▶ [DATA RECORDS]

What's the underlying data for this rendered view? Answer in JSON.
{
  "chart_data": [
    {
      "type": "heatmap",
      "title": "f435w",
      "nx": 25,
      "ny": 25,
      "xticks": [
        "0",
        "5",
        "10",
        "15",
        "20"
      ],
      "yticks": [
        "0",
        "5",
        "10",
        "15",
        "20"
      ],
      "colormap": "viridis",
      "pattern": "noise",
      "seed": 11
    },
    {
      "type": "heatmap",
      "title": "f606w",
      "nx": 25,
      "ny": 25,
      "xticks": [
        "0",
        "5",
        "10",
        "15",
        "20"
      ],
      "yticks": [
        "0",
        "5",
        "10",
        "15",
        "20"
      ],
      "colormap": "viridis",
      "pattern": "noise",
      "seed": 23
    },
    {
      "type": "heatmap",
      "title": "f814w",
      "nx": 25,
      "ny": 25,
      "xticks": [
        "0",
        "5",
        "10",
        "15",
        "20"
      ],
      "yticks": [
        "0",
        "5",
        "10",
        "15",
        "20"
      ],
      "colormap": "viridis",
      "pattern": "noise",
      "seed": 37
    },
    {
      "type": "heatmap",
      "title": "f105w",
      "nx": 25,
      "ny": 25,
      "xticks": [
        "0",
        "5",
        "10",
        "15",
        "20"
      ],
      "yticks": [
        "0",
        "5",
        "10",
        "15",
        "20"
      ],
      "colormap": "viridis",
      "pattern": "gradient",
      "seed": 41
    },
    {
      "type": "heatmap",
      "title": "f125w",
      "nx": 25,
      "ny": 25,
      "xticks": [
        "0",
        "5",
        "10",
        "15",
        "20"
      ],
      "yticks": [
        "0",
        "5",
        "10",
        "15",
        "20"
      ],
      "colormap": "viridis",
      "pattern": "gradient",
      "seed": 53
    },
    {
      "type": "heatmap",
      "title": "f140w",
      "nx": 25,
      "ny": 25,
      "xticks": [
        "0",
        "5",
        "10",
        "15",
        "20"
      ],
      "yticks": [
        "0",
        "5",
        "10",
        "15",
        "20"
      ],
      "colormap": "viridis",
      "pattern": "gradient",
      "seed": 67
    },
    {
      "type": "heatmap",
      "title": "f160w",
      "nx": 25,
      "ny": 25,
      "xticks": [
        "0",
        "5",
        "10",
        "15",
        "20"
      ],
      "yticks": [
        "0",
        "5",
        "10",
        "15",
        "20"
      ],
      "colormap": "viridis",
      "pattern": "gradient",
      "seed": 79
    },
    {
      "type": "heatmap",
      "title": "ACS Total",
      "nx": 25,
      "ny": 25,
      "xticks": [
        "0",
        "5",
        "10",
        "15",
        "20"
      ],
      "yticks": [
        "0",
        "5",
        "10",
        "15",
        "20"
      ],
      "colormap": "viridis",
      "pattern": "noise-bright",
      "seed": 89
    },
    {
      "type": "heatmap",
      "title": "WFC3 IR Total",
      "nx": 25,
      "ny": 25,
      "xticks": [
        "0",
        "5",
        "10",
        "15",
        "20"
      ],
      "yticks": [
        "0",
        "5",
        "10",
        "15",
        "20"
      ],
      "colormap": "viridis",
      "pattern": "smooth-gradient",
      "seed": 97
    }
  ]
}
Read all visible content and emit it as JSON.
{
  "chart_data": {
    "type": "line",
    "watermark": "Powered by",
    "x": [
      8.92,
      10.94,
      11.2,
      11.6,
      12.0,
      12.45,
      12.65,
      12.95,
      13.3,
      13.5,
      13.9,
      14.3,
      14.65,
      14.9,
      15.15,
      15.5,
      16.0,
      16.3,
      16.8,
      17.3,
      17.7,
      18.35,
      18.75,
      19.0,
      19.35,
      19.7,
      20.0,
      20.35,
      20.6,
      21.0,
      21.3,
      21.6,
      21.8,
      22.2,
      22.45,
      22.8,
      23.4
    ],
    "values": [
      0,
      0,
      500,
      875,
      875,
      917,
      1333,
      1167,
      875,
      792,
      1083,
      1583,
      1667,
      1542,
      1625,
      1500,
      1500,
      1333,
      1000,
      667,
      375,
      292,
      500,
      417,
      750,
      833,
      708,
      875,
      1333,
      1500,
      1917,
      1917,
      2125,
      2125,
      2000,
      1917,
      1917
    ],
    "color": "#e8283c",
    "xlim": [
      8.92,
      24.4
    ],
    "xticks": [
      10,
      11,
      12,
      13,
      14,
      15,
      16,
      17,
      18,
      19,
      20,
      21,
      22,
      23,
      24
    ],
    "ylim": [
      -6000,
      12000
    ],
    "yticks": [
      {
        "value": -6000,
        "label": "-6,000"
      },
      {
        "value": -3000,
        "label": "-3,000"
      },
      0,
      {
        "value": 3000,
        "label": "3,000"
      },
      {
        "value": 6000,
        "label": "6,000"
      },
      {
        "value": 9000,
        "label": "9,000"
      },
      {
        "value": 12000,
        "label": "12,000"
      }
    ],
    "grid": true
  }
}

▶ [TASK TO COMPLETE] Output the entries exactly.

▶ [EXPECTED ANSWER]
What's the underlying data for this rendered view? Answer in JSON.
{
  "chart_data": [
    {
      "type": "heatmap",
      "title": "f435w",
      "nx": 25,
      "ny": 25,
      "xticks": [
        "0",
        "5",
        "10",
        "15",
        "20"
      ],
      "yticks": [
        "0",
        "5",
        "10",
        "15",
        "20"
      ],
      "colormap": "viridis",
      "pattern": "noise",
      "seed": 11
    },
    {
      "type": "heatmap",
      "title": "f606w",
      "nx": 25,
      "ny": 25,
      "xticks": [
        "0",
        "5",
        "10",
        "15",
        "20"
      ],
      "yticks": [
        "0",
        "5",
        "10",
        "15",
        "20"
      ],
      "colormap": "viridis",
      "pattern": "noise",
      "seed": 23
    },
    {
      "type": "heatmap",
      "title": "f814w",
      "nx": 25,
      "ny": 25,
      "xticks": [
        "0",
        "5",
        "10",
        "15",
        "20"
      ],
      "yticks": [
        "0",
        "5",
        "10",
        "15",
        "20"
      ],
      "colormap": "viridis",
      "pattern": "noise",
      "seed": 37
    },
    {
      "type": "heatmap",
      "title": "f105w",
      "nx": 25,
      "ny": 25,
      "xticks": [
        "0",
        "5",
        "10",
        "15",
        "20"
      ],
      "yticks": [
        "0",
        "5",
        "10",
        "15",
        "20"
      ],
      "colormap": "viridis",
      "pattern": "gradient",
      "seed": 41
    },
    {
      "type": "heatmap",
      "title": "f125w",
      "nx": 25,
      "ny": 25,
      "xticks": [
        "0",
        "5",
        "10",
        "15",
        "20"
      ],
      "yticks": [
        "0",
        "5",
        "10",
        "15",
        "20"
      ],
      "colormap": "viridis",
      "pattern": "gradient",
      "seed": 53
    },
    {
      "type": "heatmap",
      "title": "f140w",
      "nx": 25,
      "ny": 25,
      "xticks": [
        "0",
        "5",
        "10",
        "15",
        "20"
      ],
      "yticks": [
        "0",
        "5",
        "10",
        "15",
        "20"
      ],
      "colormap": "viridis",
      "pattern": "gradient",
      "seed": 67
    },
    {
      "type": "heatmap",
      "title": "f160w",
      "nx": 25,
      "ny": 25,
      "xticks": [
        "0",
        "5",
        "10",
        "15",
        "20"
      ],
      "yticks": [
        "0",
        "5",
        "10",
        "15",
        "20"
      ],
      "colormap": "viridis",
      "pattern": "gradient",
      "seed": 79
    },
    {
      "type": "heatmap",
      "title": "ACS Total",
      "nx": 25,
      "ny": 25,
      "xticks": [
        "0",
        "5",
        "10",
        "15",
        "20"
      ],
      "yticks": [
        "0",
        "5",
        "10",
        "15",
        "20"
      ],
      "colormap": "viridis",
      "pattern": "noise-bright",
      "seed": 89
    },
    {
      "type": "heatmap",
      "title": "WFC3 IR Total",
      "nx": 25,
      "ny": 25,
      "xticks": [
        "0",
        "5",
        "10",
        "15",
        "20"
      ],
      "yticks": [
        "0",
        "5",
        "10",
        "15",
        "20"
      ],
      "colormap": "viridis",
      "pattern": "smooth-gradient",
      "seed": 97
    }
  ]
}
Read all visible content and emit it as JSON.
{
  "chart_data": {
    "type": "line",
    "watermark": "Powered by",
    "x": [
      8.92,
      10.94,
      11.2,
      11.6,
      12.0,
      12.45,
      12.65,
      12.95,
      13.3,
      13.5,
      13.9,
      14.3,
      14.65,
      14.9,
      15.15,
      15.5,
      16.0,
      16.3,
      16.8,
      17.3,
      17.7,
      18.35,
      18.75,
      19.0,
      19.35,
      19.7,
      20.0,
      20.35,
      20.6,
      21.0,
      21.3,
      21.6,
      21.8,
      22.2,
      22.45,
      22.8,
      23.4
    ],
    "values": [
      0,
      0,
      500,
      875,
      875,
      917,
      1333,
      1167,
      875,
      792,
      1083,
      1583,
      1667,
      1542,
      1625,
      1500,
      1500,
      1333,
      1000,
      667,
      375,
      292,
      500,
      417,
      750,
      833,
      708,
      875,
      1333,
      1500,
      1917,
      1917,
      2125,
      2125,
      2000,
      1917,
      1917
    ],
    "color": "#e8283c",
    "xlim": [
      8.92,
      24.4
    ],
    "xticks": [
      10,
      11,
      12,
      13,
      14,
      15,
      16,
      17,
      18,
      19,
      20,
      21,
      22,
      23,
      24
    ],
    "ylim": [
      -6000,
      12000
    ],
    "yticks": [
      {
        "value": -6000,
        "label": "-6,000"
      },
      {
        "value": -3000,
        "label": "-3,000"
      },
      0,
      {
        "value": 3000,
        "label": "3,000"
      },
      {
        "value": 6000,
        "label": "6,000"
      },
      {
        "value": 9000,
        "label": "9,000"
      },
      {
        "value": 12000,
        "label": "12,000"
      }
    ],
    "grid": true
  }
}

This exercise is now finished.